» AUFGABENSTELLUNG:
Schreibe den unten stehenden Forumsbeitrag über die Verhandlungen zu einer neunten Staffel von „How I Met Your Mother“ im Anschluss an seinen letzten Satz weiter.

» QUELLDOKUMENT:

· · · ·

# How I Met Your Mother: CBS verhandelt um 9. Staffel



## beachkini (31 Juli 2012)

​
Neil Patrick Harris und Co. könnten für eine neunte Staffel von "How I Met Your Mother" zurückkehren.Wie der Fernsehsender CBS jetzt enthüllt, wird mit den Machern der beliebten amerikanischen Sitcom, Carter Bays und Craig Thomas, bereits über eine mögliche Fortsetzung der Serie über die kommende Staffel hinaus diskutiert. So könnte es am Ende der kommenden achten Staffel noch immer ein Geheimnis sein, um wen es sich bei der gesuchten Mutter eigentlich handelt, sodass noch weitere Episoden im Rahmen einer neunten Staffel folgen könnten. "Die Serie hatte im vergangenen Jahr ein unglaubliches Jahr", wird Nina Tassler als Entertainment-Präsidentin von CBS von 'Deadline.com' zitiert. "Wir sprechen gerade darüber, sie zu verlängern; wir wollen, dass die Show im nächsten Jahr zurückkommt. Wir befinden uns noch in einer frühen Phase der Gespräche; wir sind noch nicht am Ziel, was die Lösung der Situation angeht, aber wir sind ziemlich optimistisch."
Sollte es tatsächlich zu einer Verlängerung der Serie kommen, müsste das 'How I Met Your Mother'-Team wohl mindestens *ohne* einen der Stammdarsteller auskommen. So kündigte *Jason Segel* - der als Marshall Eriksen in der Serie international bekannt wurde - zuletzt an, sich nach der achten Staffel von der Sitcom verabschieden zu wollen. "Ich spiele den netten Typen nun schon eine lange Zeit, deshalb steige ich jetzt auch aus 'How I Met Your Mother' nach acht Staffeln aus", enthüllte der 32jährige in diesem Zusammenhang im Interview mit 'Kurier.at'.

· · · ·

» VORLIEGENDE ANGABEN:
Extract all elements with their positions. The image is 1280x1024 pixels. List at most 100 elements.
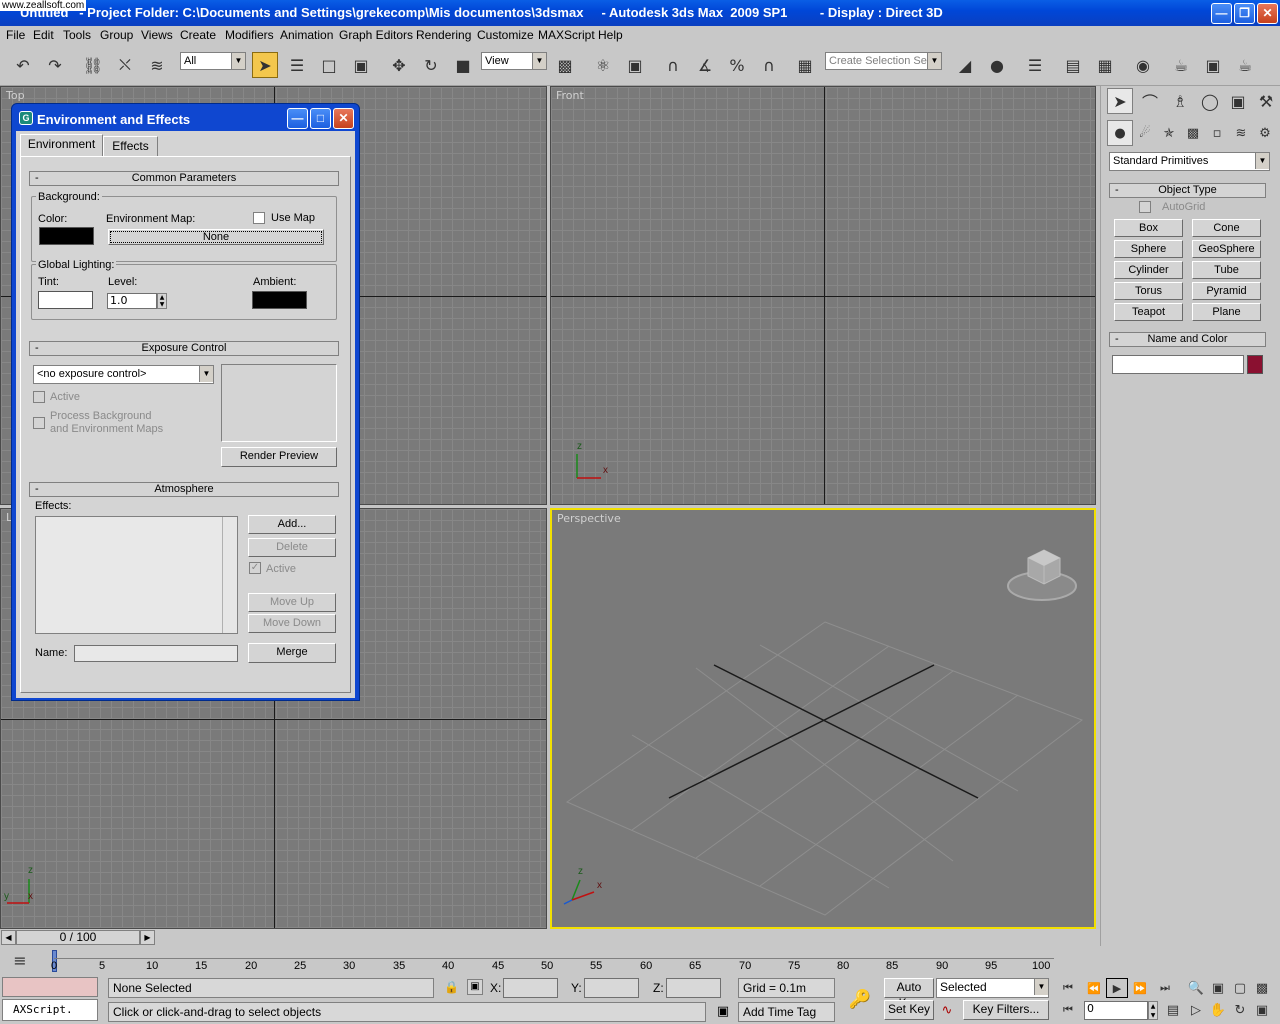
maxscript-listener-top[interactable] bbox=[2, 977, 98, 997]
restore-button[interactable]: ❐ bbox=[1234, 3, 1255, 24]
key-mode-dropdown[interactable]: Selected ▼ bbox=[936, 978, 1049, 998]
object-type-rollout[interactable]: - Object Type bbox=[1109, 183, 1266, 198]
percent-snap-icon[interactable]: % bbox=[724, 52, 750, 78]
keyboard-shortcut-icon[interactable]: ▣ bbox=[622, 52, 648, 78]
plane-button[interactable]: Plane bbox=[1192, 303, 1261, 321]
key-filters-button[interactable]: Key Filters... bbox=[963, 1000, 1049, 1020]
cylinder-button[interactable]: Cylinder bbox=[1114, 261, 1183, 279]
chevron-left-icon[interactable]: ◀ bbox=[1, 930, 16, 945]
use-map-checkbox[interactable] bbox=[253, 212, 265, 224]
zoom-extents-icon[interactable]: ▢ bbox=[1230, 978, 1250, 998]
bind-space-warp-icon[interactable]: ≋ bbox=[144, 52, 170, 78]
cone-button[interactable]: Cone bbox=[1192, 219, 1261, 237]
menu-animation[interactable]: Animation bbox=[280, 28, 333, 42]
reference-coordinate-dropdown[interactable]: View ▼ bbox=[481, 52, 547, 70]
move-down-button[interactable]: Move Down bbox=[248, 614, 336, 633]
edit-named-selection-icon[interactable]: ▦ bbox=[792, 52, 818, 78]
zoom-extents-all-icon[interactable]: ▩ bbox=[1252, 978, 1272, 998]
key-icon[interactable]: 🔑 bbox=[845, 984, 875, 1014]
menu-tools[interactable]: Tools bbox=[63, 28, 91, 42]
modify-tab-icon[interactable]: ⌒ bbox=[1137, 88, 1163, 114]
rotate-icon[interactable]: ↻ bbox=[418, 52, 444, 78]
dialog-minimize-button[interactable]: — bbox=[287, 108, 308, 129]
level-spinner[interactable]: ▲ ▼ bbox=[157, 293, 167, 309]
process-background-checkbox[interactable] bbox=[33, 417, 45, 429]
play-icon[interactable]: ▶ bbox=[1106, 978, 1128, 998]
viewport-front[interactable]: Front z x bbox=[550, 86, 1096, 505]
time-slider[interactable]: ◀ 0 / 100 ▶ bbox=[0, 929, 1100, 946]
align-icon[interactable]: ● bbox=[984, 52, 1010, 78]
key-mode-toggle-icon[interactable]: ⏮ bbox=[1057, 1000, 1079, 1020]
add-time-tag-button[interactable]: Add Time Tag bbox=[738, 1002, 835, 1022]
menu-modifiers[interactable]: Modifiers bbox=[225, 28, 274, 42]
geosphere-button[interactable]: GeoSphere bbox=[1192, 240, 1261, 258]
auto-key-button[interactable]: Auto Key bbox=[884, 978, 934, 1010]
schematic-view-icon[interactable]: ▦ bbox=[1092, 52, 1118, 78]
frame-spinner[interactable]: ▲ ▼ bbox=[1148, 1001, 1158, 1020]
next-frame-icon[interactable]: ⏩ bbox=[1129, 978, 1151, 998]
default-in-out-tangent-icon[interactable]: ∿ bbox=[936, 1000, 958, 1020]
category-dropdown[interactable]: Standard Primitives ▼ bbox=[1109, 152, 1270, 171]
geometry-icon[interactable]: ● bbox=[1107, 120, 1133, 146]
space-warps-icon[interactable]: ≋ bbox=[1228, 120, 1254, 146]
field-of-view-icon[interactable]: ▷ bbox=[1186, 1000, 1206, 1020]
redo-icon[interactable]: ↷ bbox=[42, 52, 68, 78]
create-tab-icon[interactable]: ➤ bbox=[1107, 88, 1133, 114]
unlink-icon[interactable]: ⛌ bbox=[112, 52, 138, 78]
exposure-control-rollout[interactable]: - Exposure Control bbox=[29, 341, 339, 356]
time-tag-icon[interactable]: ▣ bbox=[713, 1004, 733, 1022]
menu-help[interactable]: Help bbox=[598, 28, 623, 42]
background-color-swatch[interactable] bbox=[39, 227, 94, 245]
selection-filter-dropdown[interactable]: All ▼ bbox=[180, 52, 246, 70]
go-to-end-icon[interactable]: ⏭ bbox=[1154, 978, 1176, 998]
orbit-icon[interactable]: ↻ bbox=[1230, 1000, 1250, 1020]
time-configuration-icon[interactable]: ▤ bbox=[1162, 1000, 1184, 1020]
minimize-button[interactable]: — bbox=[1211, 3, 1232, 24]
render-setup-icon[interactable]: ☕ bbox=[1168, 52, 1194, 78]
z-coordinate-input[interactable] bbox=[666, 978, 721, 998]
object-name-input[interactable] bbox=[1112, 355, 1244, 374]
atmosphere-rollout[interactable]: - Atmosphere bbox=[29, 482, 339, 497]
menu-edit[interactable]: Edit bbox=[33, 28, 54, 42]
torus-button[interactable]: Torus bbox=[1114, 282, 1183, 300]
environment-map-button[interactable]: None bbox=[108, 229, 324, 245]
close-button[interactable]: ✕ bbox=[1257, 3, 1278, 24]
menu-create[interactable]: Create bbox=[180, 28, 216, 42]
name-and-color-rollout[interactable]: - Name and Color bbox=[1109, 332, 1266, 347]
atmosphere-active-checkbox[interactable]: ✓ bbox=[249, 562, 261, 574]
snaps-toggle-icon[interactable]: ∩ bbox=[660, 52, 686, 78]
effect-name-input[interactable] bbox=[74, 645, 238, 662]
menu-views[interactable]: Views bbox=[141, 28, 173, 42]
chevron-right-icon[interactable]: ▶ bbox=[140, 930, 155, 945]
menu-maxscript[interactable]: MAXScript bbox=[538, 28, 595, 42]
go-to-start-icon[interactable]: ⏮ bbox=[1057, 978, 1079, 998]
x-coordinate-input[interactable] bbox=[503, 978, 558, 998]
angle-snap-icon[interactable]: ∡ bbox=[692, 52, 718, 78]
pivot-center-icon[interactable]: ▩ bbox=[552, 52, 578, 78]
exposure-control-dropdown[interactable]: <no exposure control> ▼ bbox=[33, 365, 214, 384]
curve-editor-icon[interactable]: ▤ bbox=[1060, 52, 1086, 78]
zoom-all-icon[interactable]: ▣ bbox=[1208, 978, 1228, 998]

· · · ·

» ERGEBNIS:
----------



## Q (31 Juli 2012)

:WOW: das wäre ja klasse :WOW: :thx: für die Info


----------



## steven91 (31 Juli 2012)

king of queens qurde schon beendet, jetzt lasst das nicht auch noch enden !!!


----------



## dörty (31 Juli 2012)

Würde allerdings schwierig werden, einen Ersatz für Marshall zu bekommen.
Wenn Schauspieler über Jahre hinweg einen Charakter darstellen, identifizieren die Leute diesen nun mal damit.
Eine Stafel noch, wäre prima.:thumbup:


----------



## FlerIstBoss (31 Juli 2012)

Jason Segel hatte auch vor dem Interview schon gesagt dass er nach der 8. Staffel raus ist  aber ich würd eine 9. Staffel feiern, genauso wie ich es feiern würde wenn Pro7 endlich mal die restlichen Folgen der 7. Staffel zeigt...wir warten schliesslich schon lange genug -.-


----------



## Tr0num (27 Sep. 2012)

9. Staffel wäre toll. Absolute Lieblingsserie von mir.


----------



## FranzFran (27 Sep. 2012)

Oh Gott bitte keine 9.Staffel.


----------



## command (28 Sep. 2012)

Ich weiß nicht, ich schaue es gern aber iwie ist das Thema jetzt auch durchgekaut. Wenn Jason Segel jetzt auch noch geht passiert sowieso das gleiche wie bei CSI : Miami, Stargate und SG. Atlantis und vielen anderen: Wenn der Main cast verändert wird verliert man meist mehr Stammgucker als dass man neufans dazugewinnt (ich bin z.b. von Two and a half men und CSI fast komplett weg obwohl ich vorher nicht eine Sekunde verpasst habe)


----------



## Spellcaster (29 Sep. 2012)

Es scheint keine Tageszeit zu geben, wo man diesen Müll nicht im TV sieht. Natürlich wird die Kuh gemolken, bis sie längst tot ist, wie auch schon bei den Simpsons.


----------



## akber22 (1 Okt. 2012)

naa da freu ich mich doch drauf


----------



## gnomeranger (2 Okt. 2012)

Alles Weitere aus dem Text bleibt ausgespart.